◆ Available data ◆
___
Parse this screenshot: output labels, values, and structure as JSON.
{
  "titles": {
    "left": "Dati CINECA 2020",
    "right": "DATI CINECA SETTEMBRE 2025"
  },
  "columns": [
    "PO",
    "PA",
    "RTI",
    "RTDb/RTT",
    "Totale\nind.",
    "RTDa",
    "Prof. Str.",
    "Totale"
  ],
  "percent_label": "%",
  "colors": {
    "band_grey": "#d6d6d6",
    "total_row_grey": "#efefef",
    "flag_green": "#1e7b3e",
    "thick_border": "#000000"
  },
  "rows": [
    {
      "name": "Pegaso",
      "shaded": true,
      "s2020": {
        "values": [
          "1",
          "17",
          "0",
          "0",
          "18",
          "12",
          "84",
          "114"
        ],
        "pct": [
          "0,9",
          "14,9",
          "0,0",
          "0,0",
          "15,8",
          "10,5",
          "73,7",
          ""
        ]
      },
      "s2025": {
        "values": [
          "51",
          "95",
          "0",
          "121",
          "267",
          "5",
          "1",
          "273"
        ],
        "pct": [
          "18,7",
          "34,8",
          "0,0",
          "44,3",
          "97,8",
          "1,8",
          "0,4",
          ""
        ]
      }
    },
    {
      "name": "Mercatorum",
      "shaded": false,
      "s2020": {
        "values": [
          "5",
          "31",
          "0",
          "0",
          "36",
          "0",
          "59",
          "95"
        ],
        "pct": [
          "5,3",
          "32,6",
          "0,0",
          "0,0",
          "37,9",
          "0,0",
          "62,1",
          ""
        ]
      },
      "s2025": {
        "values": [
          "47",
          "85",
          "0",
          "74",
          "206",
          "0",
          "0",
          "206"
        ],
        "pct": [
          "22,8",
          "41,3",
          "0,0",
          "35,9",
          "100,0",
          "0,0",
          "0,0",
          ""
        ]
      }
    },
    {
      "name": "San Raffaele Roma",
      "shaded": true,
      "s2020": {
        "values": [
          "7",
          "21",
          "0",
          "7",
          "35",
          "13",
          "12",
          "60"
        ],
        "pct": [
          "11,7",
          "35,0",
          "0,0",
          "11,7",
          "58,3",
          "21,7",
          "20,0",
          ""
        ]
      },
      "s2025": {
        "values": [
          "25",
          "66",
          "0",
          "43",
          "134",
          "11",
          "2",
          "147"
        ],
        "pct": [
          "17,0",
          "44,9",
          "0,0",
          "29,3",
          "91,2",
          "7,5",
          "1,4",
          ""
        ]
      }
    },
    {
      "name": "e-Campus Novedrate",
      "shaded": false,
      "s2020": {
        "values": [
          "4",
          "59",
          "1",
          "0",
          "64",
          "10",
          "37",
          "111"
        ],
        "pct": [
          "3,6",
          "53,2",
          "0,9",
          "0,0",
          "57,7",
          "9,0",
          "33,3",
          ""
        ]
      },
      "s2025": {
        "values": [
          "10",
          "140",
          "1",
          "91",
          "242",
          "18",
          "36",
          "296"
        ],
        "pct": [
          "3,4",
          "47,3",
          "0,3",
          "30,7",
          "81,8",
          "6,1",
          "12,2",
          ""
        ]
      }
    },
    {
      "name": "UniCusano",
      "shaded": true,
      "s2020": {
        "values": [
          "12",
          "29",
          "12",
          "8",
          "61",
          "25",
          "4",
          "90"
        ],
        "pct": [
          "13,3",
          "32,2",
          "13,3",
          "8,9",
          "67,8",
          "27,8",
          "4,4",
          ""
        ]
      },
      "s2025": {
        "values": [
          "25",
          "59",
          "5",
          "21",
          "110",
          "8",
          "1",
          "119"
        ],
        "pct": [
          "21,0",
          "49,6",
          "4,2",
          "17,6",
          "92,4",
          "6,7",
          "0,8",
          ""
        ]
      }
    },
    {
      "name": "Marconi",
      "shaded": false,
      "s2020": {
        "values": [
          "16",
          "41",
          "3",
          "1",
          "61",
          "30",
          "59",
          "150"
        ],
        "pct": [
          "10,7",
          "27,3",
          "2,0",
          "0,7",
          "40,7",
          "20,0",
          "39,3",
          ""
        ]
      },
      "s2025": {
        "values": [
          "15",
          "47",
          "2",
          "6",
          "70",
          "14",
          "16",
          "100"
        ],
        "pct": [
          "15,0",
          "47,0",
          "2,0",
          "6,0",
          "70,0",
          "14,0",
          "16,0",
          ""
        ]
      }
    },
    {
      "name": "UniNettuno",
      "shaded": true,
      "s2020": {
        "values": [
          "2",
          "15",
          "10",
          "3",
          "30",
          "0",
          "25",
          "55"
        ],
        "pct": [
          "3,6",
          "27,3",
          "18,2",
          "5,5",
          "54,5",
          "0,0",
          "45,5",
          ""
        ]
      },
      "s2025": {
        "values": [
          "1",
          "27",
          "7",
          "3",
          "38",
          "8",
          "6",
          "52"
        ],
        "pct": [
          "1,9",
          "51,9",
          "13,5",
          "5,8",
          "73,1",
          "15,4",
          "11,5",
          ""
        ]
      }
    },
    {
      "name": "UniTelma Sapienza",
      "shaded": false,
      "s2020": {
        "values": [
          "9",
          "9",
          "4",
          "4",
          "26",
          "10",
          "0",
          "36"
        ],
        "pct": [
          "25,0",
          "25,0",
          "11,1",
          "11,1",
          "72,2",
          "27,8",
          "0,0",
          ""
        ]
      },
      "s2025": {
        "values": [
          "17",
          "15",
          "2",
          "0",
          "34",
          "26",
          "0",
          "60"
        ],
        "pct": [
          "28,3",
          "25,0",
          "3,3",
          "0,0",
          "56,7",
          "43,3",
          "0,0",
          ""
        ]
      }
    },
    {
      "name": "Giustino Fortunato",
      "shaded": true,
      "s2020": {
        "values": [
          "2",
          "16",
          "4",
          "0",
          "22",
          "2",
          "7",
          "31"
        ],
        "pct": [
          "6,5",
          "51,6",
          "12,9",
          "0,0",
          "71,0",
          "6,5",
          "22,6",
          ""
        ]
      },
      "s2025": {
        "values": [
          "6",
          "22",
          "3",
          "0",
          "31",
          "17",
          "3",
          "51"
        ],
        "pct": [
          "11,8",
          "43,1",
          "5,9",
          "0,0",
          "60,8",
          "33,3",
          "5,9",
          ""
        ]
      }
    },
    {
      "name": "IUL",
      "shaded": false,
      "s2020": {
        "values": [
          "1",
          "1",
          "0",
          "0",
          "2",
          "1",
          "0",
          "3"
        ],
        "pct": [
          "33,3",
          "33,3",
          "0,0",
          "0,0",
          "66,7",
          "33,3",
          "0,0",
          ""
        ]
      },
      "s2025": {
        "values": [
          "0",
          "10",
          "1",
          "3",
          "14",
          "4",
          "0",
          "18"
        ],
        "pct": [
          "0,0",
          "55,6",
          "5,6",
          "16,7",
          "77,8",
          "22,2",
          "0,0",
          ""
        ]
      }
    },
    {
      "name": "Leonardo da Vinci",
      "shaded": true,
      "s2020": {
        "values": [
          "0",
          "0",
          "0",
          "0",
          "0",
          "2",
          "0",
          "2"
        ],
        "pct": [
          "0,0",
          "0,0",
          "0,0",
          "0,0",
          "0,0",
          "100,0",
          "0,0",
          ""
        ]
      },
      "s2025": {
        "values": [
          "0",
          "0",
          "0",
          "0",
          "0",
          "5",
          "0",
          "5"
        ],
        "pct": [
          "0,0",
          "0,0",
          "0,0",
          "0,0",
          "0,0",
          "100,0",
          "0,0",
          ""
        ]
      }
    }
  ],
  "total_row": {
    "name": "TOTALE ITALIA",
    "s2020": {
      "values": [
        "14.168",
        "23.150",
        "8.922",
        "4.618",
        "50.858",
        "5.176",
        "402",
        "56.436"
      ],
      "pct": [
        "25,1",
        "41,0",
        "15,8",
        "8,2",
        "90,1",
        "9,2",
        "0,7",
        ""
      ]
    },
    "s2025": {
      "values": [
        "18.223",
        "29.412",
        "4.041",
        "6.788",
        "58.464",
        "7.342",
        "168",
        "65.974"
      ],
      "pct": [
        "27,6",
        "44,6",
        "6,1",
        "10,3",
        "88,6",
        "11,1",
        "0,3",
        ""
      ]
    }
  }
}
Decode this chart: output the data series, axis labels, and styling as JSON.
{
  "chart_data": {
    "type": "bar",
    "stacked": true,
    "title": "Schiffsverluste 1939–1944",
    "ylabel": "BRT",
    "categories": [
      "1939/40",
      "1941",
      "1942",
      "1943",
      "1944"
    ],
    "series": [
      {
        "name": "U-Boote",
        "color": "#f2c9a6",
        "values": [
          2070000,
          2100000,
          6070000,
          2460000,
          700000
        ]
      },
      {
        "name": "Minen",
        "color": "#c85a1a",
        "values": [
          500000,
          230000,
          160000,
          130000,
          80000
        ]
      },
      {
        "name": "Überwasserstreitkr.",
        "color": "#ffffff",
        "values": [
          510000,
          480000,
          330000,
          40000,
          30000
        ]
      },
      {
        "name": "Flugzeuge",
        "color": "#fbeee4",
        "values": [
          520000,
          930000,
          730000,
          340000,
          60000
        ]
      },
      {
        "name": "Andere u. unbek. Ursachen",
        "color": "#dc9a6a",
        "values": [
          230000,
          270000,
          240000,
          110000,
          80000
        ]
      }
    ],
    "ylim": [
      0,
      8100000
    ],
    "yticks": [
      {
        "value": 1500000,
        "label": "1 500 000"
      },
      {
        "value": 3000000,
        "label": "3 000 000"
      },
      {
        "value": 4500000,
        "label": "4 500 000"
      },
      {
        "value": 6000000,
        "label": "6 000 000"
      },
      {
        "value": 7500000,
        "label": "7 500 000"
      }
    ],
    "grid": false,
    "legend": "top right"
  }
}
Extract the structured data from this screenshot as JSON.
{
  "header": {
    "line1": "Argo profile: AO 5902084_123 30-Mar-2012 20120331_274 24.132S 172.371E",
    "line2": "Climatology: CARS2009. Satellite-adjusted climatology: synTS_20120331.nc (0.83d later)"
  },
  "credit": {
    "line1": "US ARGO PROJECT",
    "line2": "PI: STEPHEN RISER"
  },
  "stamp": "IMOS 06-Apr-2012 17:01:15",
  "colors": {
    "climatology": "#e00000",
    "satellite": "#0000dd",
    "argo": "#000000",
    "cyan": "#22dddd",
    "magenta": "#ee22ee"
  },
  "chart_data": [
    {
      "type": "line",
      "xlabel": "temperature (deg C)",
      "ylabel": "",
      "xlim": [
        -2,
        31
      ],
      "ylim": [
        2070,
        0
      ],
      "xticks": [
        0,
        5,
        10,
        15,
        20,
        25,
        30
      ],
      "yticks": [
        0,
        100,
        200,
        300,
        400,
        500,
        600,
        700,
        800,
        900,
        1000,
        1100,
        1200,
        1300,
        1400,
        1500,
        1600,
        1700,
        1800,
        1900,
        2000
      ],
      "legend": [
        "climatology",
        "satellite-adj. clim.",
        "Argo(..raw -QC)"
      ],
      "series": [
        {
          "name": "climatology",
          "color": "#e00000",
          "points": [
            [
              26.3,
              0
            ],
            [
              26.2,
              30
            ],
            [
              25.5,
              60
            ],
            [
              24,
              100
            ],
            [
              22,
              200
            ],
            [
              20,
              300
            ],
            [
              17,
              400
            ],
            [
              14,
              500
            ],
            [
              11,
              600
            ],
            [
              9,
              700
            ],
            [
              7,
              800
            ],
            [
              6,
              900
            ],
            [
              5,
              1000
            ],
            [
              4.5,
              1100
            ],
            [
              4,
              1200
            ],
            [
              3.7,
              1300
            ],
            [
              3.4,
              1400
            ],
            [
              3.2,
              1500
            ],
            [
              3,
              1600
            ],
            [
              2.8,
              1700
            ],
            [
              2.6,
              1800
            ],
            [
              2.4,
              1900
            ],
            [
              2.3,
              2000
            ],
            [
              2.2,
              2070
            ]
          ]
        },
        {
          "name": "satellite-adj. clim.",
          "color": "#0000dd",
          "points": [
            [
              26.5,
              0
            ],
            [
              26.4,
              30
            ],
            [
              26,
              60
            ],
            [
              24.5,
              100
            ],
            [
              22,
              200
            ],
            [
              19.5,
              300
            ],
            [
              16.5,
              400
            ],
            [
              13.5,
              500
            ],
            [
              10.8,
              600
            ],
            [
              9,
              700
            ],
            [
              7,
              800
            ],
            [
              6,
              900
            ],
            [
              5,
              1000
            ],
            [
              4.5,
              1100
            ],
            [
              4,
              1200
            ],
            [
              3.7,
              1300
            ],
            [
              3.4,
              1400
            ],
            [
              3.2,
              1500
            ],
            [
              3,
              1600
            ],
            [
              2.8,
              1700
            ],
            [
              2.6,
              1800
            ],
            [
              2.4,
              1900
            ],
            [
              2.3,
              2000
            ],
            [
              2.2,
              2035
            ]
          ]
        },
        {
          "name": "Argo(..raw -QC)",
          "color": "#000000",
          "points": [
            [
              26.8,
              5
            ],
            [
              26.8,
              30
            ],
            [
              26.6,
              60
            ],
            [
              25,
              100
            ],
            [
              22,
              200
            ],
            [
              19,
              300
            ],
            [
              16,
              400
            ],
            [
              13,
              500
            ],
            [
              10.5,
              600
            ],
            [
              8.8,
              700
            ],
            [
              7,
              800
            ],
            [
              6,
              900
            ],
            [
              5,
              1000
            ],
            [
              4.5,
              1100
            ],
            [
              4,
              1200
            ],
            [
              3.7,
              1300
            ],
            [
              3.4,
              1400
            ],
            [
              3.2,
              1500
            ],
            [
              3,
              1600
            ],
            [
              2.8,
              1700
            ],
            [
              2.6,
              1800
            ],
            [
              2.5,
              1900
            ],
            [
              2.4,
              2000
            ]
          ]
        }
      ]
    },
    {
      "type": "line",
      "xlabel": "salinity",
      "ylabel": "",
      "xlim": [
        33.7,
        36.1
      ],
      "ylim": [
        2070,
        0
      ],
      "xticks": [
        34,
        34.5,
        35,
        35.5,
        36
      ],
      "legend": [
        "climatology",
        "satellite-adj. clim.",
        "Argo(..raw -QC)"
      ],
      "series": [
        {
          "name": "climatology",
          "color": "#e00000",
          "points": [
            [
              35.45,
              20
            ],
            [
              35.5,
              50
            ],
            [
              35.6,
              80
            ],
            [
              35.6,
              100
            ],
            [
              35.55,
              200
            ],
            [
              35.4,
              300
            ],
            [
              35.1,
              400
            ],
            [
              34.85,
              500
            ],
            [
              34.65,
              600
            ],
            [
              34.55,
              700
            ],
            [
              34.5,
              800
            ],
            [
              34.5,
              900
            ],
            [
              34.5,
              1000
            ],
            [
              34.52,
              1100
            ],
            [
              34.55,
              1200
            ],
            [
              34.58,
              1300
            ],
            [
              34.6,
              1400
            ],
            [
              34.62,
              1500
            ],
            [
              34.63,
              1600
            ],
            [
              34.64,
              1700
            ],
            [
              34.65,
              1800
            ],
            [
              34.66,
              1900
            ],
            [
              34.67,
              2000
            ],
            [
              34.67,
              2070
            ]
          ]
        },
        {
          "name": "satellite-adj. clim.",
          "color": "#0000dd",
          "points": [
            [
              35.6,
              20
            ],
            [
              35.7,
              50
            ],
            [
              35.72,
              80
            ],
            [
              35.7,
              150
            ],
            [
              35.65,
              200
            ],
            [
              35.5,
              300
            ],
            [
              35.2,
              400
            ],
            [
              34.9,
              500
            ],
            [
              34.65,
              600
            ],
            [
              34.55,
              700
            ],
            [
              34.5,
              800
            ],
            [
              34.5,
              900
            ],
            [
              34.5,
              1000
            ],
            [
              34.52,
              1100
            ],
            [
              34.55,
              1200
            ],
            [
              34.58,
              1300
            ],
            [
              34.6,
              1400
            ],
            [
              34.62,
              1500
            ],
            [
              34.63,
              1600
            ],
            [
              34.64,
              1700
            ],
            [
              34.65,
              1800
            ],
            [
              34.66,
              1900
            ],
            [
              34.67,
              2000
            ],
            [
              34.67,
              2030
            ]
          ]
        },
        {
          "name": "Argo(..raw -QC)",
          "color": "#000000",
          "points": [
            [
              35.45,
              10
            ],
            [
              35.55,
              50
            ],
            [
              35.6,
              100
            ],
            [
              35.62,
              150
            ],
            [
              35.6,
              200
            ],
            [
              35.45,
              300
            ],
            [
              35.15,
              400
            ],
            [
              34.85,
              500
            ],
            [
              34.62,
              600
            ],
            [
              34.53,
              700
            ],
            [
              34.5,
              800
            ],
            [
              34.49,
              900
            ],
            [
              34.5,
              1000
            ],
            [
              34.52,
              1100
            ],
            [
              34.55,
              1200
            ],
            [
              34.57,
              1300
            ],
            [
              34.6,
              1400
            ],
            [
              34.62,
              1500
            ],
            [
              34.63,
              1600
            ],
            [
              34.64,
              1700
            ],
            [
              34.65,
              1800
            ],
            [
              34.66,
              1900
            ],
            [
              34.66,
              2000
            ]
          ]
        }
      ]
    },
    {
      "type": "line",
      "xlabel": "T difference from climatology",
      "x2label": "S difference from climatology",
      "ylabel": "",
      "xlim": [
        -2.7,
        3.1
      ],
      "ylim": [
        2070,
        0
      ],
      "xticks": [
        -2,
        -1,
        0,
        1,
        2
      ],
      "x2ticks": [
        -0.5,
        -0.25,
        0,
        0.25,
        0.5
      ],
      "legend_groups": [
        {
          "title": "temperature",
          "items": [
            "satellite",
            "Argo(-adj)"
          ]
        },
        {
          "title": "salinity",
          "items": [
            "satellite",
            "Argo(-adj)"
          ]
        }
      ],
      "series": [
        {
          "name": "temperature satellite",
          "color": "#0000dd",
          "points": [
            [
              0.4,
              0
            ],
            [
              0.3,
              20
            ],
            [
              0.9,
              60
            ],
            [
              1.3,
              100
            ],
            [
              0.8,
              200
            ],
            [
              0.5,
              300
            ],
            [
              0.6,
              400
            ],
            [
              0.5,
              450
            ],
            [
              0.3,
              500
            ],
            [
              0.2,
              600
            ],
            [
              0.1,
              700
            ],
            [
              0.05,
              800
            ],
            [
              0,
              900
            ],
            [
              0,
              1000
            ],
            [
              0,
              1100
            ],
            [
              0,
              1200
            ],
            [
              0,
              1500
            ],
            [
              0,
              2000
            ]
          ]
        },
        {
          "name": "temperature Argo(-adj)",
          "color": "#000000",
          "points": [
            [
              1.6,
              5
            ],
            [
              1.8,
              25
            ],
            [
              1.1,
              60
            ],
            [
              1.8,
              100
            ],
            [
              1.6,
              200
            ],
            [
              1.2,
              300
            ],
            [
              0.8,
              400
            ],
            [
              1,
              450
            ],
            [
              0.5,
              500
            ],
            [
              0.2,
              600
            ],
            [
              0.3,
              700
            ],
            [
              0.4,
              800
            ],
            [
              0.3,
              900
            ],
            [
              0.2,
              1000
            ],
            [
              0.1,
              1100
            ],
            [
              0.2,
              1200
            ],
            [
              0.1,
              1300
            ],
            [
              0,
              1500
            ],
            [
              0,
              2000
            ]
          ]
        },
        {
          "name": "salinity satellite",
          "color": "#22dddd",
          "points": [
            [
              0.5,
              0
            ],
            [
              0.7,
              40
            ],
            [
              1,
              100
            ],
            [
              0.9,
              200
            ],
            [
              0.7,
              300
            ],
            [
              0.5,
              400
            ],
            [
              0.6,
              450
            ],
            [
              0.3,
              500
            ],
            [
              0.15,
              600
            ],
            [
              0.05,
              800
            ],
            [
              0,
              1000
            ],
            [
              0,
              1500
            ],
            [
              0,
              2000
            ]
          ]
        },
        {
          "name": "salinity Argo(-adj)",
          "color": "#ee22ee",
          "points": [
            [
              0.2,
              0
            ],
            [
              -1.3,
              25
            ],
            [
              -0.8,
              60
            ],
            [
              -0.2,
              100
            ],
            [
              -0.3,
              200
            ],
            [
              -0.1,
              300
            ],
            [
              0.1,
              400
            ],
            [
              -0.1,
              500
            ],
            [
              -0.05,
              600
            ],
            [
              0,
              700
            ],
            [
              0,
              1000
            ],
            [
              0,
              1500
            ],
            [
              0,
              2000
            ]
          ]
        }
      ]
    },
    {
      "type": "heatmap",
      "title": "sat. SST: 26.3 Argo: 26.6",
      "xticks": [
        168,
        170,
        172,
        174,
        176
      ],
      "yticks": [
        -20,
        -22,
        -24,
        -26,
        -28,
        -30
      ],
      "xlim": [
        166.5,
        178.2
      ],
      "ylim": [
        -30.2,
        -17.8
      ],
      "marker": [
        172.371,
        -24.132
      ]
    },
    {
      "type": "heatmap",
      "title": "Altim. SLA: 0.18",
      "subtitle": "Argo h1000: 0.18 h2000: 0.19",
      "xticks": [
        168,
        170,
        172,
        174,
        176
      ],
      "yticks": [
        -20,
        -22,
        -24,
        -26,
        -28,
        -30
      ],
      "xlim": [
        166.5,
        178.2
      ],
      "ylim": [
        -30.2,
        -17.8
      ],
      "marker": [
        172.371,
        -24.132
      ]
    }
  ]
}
___
Return all lines with the word "CINECA" in them.

◆ Task output ◆
    "left": "Dati CINECA 2020",
    "right": "DATI CINECA SETTEMBRE 2025"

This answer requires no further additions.